Texto fornecido:

==*==

Num enredo que lembra Teorema, de Pier Paolo Pasolini, o filme narra mudanças e questionamentos que ocorrem numa família da elite paulistana, quando aparece uma personagem, Jéssica (Camila Márdila), capaz de questionar os papéis sociais herdados do mundo de Casa Grande & Senzala.
Obra de referência do cinema de 1968, no filme de Pasolini a liberdade sexual do personagem principal, encarnado por Terence Stamp, servia como elemento de crítica à sociedade burguesa, sua hipocrisia e futilidade. Sua presença modificava os horizontes de cada membro da família que o recebia como visitante.
Em A Que horas ela volta, essa função transformadora, própria de épocas que apontam para mudanças na vida social, é vivenciada pela personagem Jessica (Camilla Márdilla), filha de uma empregada doméstica que não consegue conviver com a tradição de servidão que chegou ao século XXI brasileiro.
Com várias referências que situam a história nos dias atuais, a obra de Ana Muylaert fala de luta de classes dentro de casa, em toda sua crueldade, esquemas de poder e mesquinharias. Não busca fazer graça nem embelezar a realidade. Seu assunto não é salário nem benefícios mas cidadania, liberdade, dignidade.
Corajoso "Que horas ela volta?" mostra a dificuldade de uma família bem estabelecida -- típica representante dos 0,05% do topo da pirâmide social brasileira -- em assegurar um espaço decente a uma personagem que, filha da empregada (Regina Casé), não aceita viver nem comportar-se como pessoa subalterna. Em nenhum momento o filme se torna escandaloso, embora seja capaz de mostrar até detalhes sórdidos -- como a marca de sorvete destinada a cada classe social -- no interior de uma mesma casa. Os donos da casa sobrevivem com as delícias do rentismo, onde ninguém tem responsabilidade reais. O pai não precisa trabalhar porque vive de herança. O filho é um pós-adolescente crescido, que procura a antiga babá para dormir -- literalmente -- nas noites em que o sono faz falta. Sua mãe faz o papel de guardiã da tradição, família e propriedade.
O filme fala de sentimentos desenvolvidos entre patrões e empregados. Há situações de afeto mas também desprezo, insegurança -- sempre num horizonte onde a dominação bruta é corretamente descrita como parte inevitável do convívio entre seres humanos hierarquizados. Ana Muylaert mostra relações que parecem relações afetivas mas são relações de trabalho, ainda que mascaradas por sentimentos e emoções. Num sinal de que algo mudou na vida de quem está embaixo, Jéssica fez cursinho para o vestibular, onde teve aulas com um professor "crítico". Formou uma consciência que lhe permite enxergar aquilo que ninguém quer ou não consegue ver.
O final é relativamente otimista mas sem perder o senso de realidade. Mostra personagens capazes de reconhecer o que é mais importante em suas vidas e a partir daí modificar seu destino.

==*==

Itens do conjunto:

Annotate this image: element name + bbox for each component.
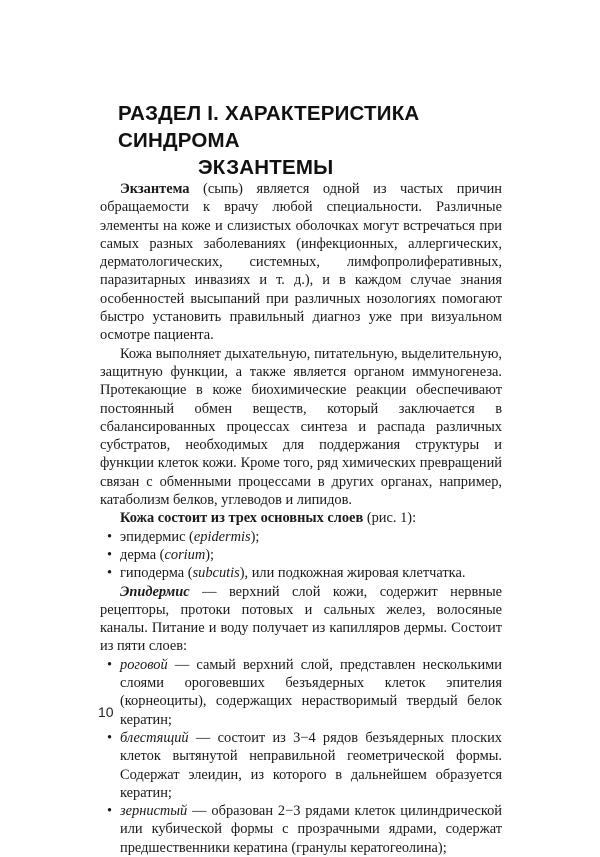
layer-name: гиподерма ( — [120, 565, 193, 582]
layer-latin: corium — [164, 546, 206, 563]
epidermis-layer-text: — самый верхний слой, представлен несколькими слоями ороговевших безъядерных клеток эпителия (корнеоциты), содержащих нерастворимый твердый белок кератин; — [120, 656, 502, 728]
skin-layers-ref: (рис. 1): — [363, 510, 417, 527]
list-item — [100, 564, 502, 582]
layer-latin: subcutis — [192, 565, 240, 582]
list-item — [100, 656, 502, 729]
list-item — [100, 729, 502, 802]
section-heading — [118, 100, 518, 181]
epidermis-layer-text: — образован 2−3 рядами клеток цилиндрической или кубической формы с прозрачными ядрами, содержат предшественники кератина (гранулы кератогеолина); — [120, 803, 502, 856]
layer-end: ), или подкожная жировая клетчатка. — [239, 565, 466, 582]
layer-latin: epidermis — [193, 528, 251, 545]
epidermis-layers-list — [100, 656, 502, 857]
epidermis-layer-name: блестящий — [120, 729, 189, 746]
page-number: 10 — [98, 704, 114, 720]
layer-name: дерма ( — [120, 546, 165, 563]
paragraph-exanthema-text: (сыпь) является одной из частых причин обращаемости к врачу любой специальности. Различные элементы на коже и слизистых оболочках могут встречаться при самых разных заболеваниях (инфекционных, аллергических, дерматологических, системных, лимфопролиферативных, паразитарных инвазиях и т. д.), и в каждом случае знания особенностей высыпаний при различных нозологиях помогают быстро установить правильный диагноз уже при визуальном осмотре пациента. — [100, 181, 502, 344]
epidermis-layer-name: роговой — [120, 656, 168, 673]
paragraph-epidermis-text: — верхний слой кожи, содержит нервные рецепторы, протоки потовых и сальных желез, волосяные каналы. Питание и воду получает из капилляров дермы. Состоит из пяти слоев: — [100, 583, 502, 655]
paragraph-skin-functions-text: Кожа выполняет дыхательную, питательную, выделительную, защитную функции, а также является органом иммуногенеза. Протекающие в коже биохимические реакции обеспечивают постоянный обмен веществ, который заключается в сбалансированных процессах синтеза и распада различных субстратов, необходимых для поддержания структуры и функции клеток кожи. Кроме того, ряд химических превращений связан с обменными процессами в других органах, например, катаболизм белков, углеводов и липидов. — [100, 345, 502, 509]
term-exanthema: Экзантема — [120, 181, 190, 197]
body-text — [100, 180, 502, 857]
skin-layers-lead: Кожа состоит из трех основных слоев — [120, 510, 364, 527]
term-epidermis: Эпидермис — [120, 583, 190, 600]
epidermis-layer-text: — состоит из 3−4 рядов безъядерных плоских клеток вытянутой неправильной геометрической формы. Содержат элеидин, из которого в дальнейшем образуется кератин; — [120, 729, 502, 801]
list-item — [100, 546, 502, 564]
paragraph-exanthema — [100, 180, 502, 345]
list-item — [100, 802, 502, 857]
epidermis-layer-name: зернистый — [120, 803, 188, 820]
section-heading-line1: РАЗДЕЛ I. ХАРАКТЕРИСТИКА СИНДРОМА — [118, 102, 420, 152]
layer-end: ); — [205, 546, 215, 563]
layer-name: эпидермис ( — [120, 528, 194, 545]
paragraph-skin-layers — [100, 509, 502, 527]
paragraph-epidermis — [100, 583, 502, 656]
section-heading-line2: ЭКЗАНТЕМЫ — [198, 156, 334, 179]
list-item — [100, 528, 502, 546]
skin-layers-list — [100, 528, 502, 583]
paragraph-skin-functions — [100, 345, 502, 510]
layer-end: ); — [250, 528, 260, 545]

==*==

O pedido:
Com base no texto sobre o filme "Que horas ela volta?", responda:
1. Que ator encarna o personagem principal no filme de Pasolini?
2. Por que o pai da família não precisa trabalhar?
3. Onde Jéssica teve aulas com um professor "crítico"?
Os itens foram tirados de outra fonte.

Resultado:
1. Terence Stamp.
2. Porque vive de herança.
3. No cursinho para o vestibular.